**GIVEN TASK**
Copy each line in which the string "élèves" occurs.

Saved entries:
'''

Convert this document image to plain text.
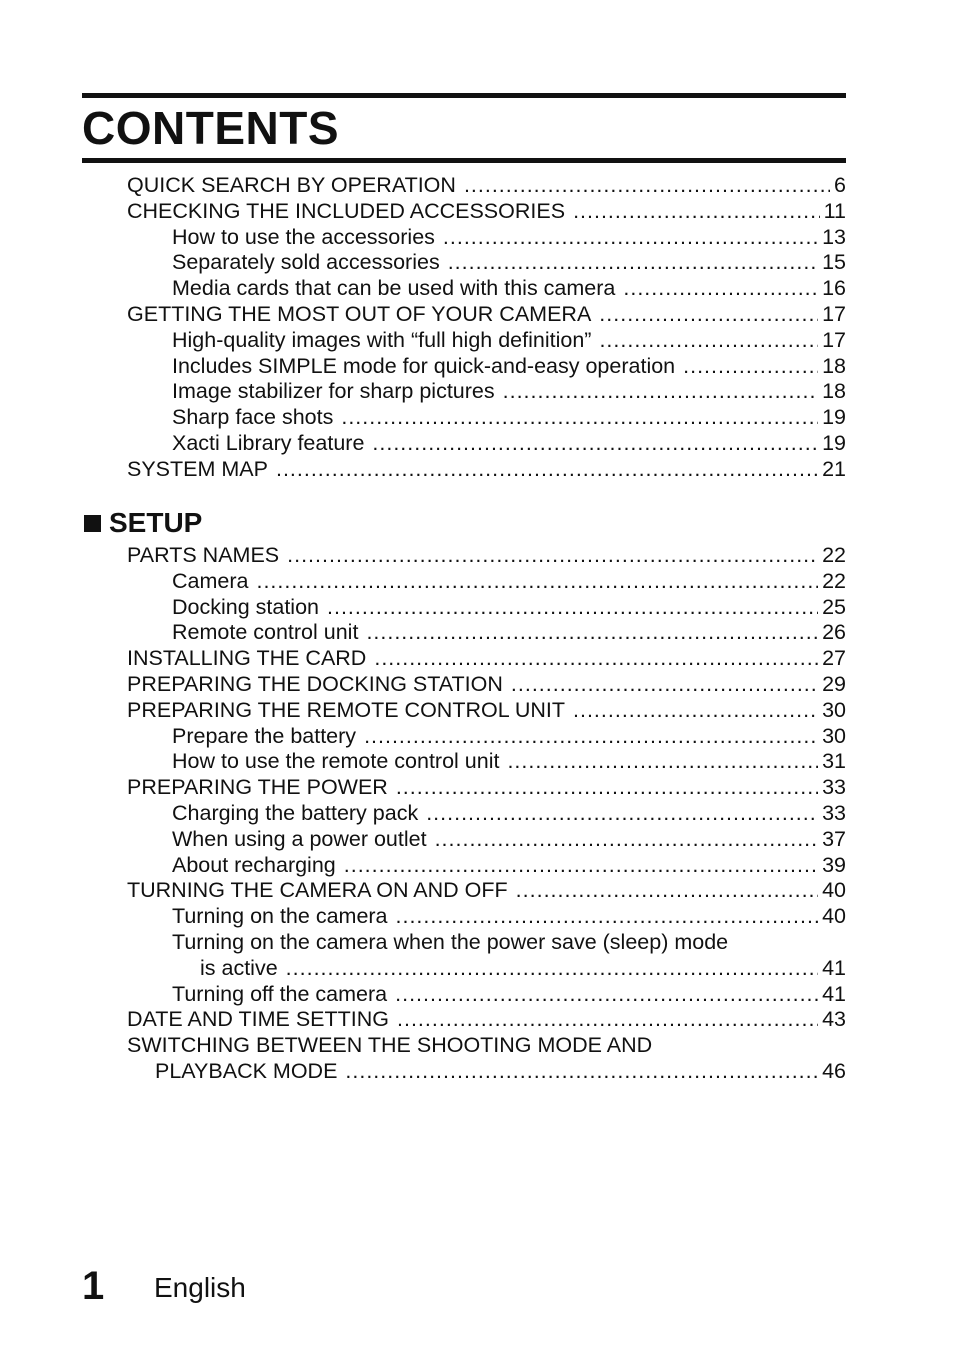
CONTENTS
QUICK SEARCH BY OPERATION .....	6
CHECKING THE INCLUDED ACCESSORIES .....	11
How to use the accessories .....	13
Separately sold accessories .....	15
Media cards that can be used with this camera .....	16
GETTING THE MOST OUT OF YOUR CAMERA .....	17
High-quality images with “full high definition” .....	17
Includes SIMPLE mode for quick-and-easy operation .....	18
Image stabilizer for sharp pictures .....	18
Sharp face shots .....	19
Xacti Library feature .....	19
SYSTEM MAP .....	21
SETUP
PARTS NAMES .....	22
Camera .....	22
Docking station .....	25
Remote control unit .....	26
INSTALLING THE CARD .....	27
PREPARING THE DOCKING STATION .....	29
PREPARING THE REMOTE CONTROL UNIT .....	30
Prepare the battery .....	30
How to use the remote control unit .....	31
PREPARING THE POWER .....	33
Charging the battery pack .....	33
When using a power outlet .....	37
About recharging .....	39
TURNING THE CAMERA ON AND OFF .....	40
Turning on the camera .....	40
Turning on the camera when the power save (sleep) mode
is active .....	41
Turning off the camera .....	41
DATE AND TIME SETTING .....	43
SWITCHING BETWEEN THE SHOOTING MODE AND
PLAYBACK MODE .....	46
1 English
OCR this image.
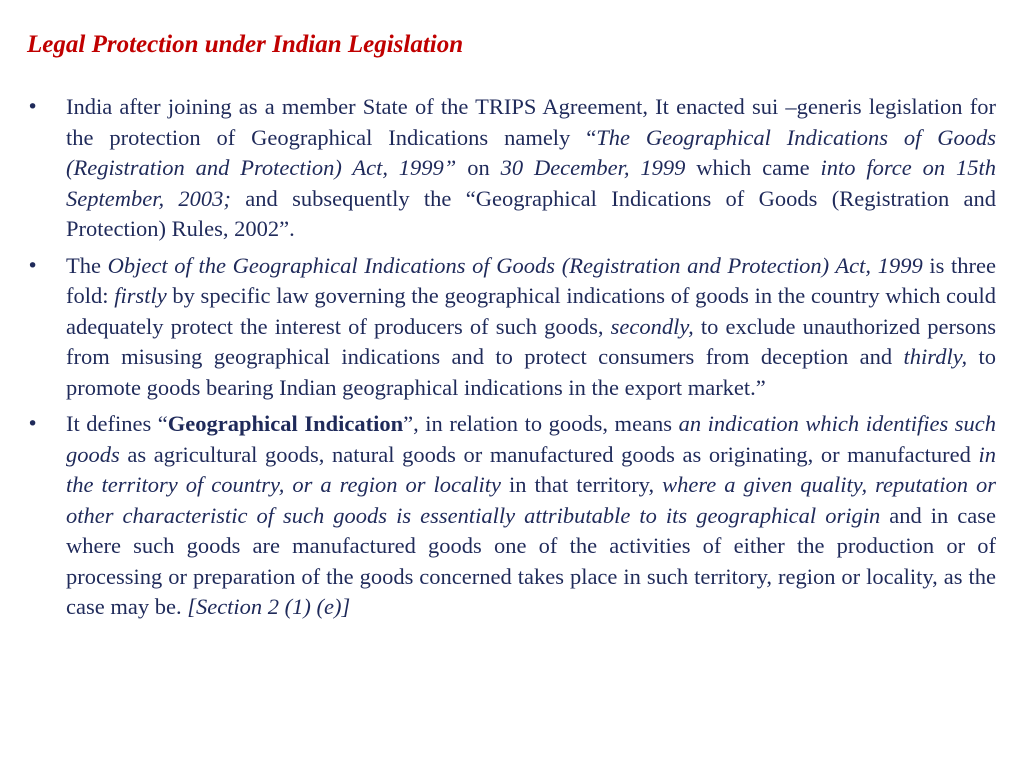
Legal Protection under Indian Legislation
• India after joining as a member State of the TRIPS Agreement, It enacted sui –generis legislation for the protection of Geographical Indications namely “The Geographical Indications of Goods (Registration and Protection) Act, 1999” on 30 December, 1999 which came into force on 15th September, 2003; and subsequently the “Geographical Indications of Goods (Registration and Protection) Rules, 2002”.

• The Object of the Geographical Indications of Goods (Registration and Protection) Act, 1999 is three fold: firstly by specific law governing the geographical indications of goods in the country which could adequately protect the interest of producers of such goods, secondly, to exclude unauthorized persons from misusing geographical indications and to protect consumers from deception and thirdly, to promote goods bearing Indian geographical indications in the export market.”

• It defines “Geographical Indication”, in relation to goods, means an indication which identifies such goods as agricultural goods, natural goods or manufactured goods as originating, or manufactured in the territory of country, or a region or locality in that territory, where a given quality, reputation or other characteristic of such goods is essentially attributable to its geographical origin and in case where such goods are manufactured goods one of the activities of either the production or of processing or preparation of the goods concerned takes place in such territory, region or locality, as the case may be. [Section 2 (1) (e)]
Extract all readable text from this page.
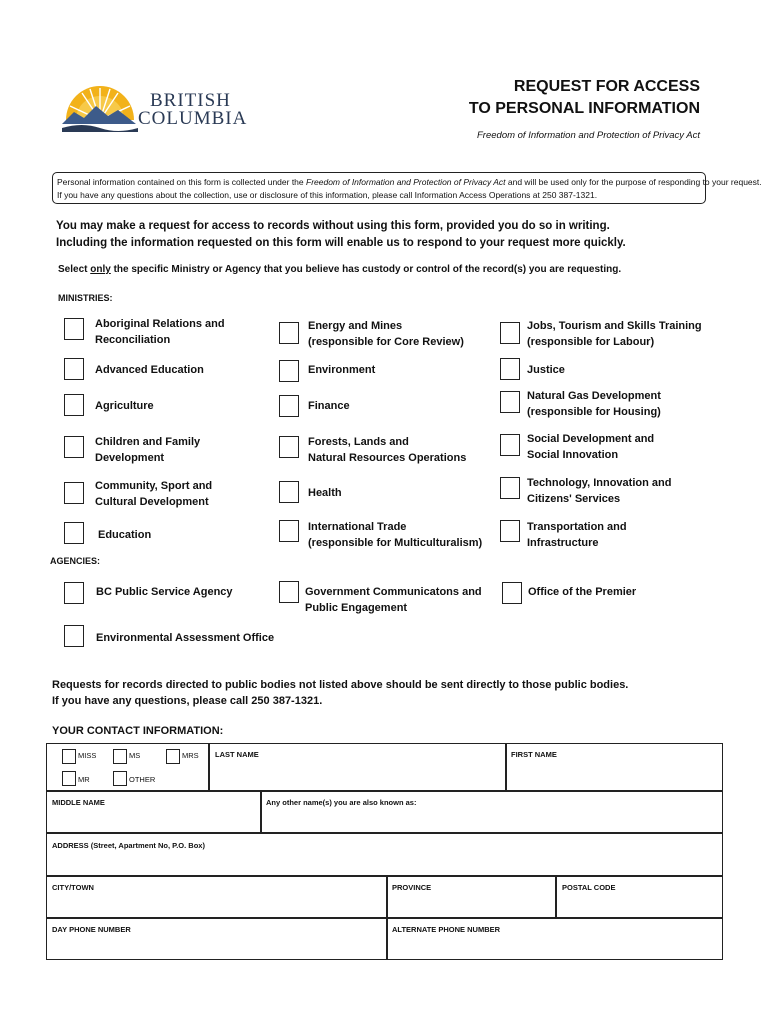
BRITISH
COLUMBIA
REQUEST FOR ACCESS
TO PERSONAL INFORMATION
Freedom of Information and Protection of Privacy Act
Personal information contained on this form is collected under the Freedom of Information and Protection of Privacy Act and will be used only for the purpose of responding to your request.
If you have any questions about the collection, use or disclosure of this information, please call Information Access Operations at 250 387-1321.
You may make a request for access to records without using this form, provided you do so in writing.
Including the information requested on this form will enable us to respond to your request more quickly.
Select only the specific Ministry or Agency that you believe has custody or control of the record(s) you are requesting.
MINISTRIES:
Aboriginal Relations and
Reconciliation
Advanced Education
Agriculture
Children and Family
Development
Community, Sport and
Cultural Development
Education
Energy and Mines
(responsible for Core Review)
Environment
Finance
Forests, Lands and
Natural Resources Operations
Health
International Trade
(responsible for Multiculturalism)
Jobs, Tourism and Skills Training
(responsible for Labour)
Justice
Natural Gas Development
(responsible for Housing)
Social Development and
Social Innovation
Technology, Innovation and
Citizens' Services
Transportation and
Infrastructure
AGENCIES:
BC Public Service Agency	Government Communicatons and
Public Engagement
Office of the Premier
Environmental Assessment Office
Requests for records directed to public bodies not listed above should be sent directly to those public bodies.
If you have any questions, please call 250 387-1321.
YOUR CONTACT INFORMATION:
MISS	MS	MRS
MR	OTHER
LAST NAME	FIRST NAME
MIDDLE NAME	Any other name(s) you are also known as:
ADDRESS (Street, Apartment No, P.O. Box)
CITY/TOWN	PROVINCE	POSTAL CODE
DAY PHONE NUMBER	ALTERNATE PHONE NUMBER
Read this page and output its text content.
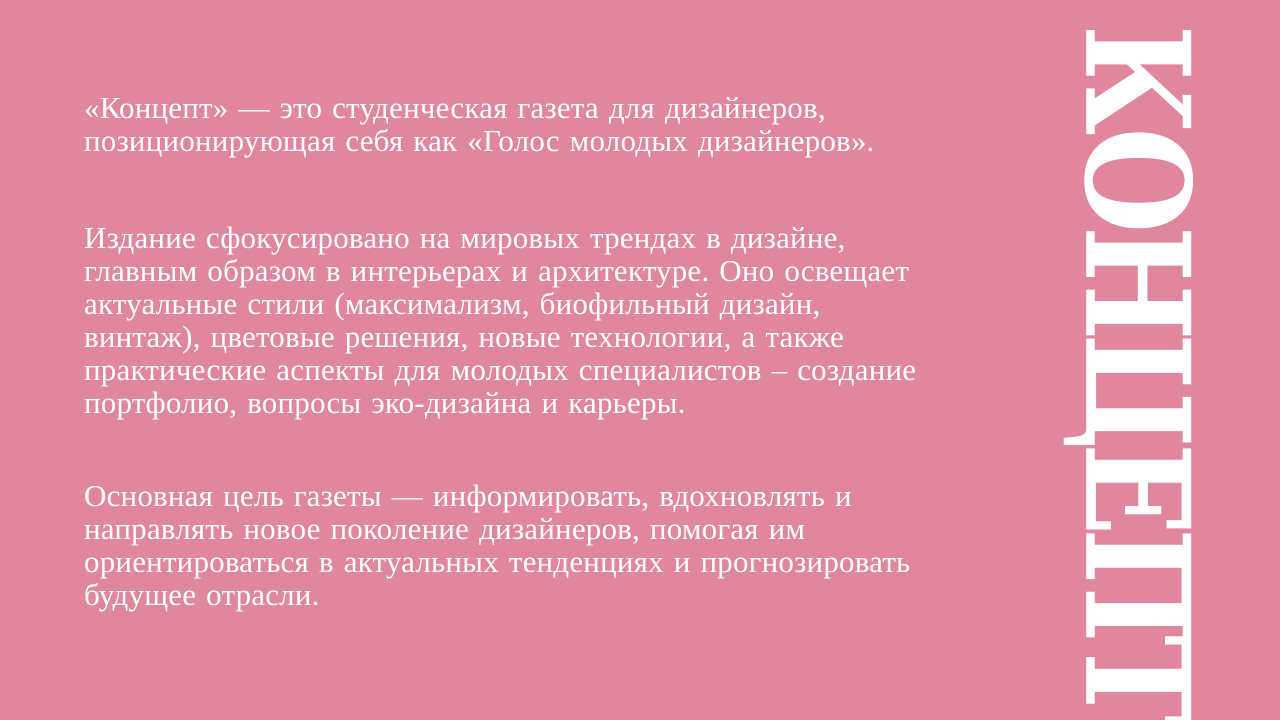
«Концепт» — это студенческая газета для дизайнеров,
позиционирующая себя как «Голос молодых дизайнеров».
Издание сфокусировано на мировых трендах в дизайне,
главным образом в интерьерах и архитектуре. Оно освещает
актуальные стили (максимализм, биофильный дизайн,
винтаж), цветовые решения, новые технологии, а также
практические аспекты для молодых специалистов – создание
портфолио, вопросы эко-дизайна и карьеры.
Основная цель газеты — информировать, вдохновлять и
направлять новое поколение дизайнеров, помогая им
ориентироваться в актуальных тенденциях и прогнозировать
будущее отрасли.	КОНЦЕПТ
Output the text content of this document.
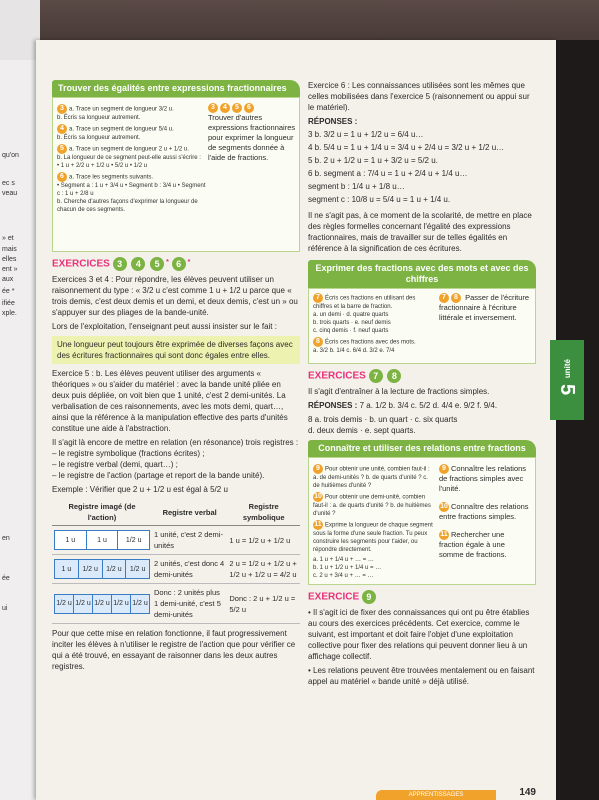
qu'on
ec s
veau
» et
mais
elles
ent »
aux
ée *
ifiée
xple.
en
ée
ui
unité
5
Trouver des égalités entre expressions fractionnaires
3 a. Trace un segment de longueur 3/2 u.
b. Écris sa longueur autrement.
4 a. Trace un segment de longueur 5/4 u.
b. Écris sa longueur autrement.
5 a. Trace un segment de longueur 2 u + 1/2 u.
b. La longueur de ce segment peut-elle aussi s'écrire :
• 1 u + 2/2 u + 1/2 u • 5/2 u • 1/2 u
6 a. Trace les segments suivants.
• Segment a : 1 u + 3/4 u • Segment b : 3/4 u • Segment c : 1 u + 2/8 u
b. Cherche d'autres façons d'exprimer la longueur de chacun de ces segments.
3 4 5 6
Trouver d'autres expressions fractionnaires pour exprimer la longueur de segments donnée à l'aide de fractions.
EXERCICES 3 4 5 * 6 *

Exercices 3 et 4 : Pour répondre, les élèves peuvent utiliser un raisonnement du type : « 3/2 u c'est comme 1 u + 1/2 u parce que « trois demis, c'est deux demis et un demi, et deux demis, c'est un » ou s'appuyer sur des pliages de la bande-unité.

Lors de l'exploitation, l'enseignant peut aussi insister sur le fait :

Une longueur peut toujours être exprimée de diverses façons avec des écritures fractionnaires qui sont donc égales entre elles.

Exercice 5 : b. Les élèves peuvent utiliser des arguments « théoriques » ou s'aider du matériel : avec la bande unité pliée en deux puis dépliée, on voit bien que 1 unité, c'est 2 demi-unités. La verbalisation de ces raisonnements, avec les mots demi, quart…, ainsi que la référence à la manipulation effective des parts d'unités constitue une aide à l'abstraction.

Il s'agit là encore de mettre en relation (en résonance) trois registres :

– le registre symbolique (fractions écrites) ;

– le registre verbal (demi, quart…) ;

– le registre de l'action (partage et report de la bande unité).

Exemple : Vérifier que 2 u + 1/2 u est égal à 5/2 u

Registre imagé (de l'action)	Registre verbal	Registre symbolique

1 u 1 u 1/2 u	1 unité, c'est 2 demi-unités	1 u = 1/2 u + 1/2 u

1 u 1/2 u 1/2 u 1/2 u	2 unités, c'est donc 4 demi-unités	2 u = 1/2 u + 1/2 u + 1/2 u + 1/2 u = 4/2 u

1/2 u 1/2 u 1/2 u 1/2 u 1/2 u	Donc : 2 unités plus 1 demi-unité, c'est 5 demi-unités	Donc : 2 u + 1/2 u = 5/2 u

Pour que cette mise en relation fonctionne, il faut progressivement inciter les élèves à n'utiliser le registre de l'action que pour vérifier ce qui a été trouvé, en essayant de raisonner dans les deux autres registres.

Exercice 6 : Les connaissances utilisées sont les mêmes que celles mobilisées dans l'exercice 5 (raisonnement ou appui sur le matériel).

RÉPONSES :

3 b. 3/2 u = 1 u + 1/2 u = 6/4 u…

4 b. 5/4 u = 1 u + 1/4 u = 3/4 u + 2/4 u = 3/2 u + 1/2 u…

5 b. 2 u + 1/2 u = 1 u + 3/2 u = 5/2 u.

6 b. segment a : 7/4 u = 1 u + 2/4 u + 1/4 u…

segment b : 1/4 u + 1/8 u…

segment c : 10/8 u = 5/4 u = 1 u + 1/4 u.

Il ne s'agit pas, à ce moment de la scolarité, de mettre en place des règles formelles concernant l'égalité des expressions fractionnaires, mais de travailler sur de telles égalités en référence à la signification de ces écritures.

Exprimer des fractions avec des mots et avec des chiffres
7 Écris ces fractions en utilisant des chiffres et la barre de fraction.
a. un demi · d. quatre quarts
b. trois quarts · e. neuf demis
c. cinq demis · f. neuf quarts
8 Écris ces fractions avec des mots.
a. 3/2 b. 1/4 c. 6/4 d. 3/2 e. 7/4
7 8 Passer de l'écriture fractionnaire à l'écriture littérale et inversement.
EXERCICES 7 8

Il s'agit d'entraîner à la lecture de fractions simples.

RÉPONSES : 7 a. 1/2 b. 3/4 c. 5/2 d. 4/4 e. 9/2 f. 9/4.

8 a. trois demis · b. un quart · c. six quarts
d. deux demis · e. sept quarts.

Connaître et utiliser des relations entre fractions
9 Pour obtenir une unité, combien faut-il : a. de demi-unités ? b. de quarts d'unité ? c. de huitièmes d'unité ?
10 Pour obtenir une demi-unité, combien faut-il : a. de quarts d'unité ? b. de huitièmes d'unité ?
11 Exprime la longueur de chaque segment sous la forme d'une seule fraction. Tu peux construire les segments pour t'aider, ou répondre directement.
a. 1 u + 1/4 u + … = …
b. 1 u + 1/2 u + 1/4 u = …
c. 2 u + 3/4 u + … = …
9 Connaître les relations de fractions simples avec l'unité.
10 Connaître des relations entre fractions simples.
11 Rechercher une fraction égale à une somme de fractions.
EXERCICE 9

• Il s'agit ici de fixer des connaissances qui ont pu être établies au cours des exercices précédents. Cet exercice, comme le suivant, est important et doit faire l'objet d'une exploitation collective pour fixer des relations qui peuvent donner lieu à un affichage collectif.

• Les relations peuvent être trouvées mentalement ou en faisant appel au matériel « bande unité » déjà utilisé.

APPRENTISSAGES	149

'''

**OUTPUT OF THE TASK**
Exercices 3 et 4 : Pour répondre, les élèves peuvent utiliser un raisonnement du type : « 3/2 u c'est comme 1 u + 1/2 u parce que « trois demis, c'est deux demis et un demi, et deux demis, c'est un » ou s'appuyer sur des pliages de la bande-unité.
Exercice 5 : b. Les élèves peuvent utiliser des arguments « théoriques » ou s'aider du matériel : avec la bande unité pliée en deux puis dépliée, on voit bien que 1 unité, c'est 2 demi-unités. La verbalisation de ces raisonnements, avec les mots demi, quart…, ainsi que la référence à la manipulation effective des parts d'unités constitue une aide à l'abstraction.
Pour que cette mise en relation fonctionne, il faut progressivement inciter les élèves à n'utiliser le registre de l'action que pour vérifier ce qui a été trouvé, en essayant de raisonner dans les deux autres registres.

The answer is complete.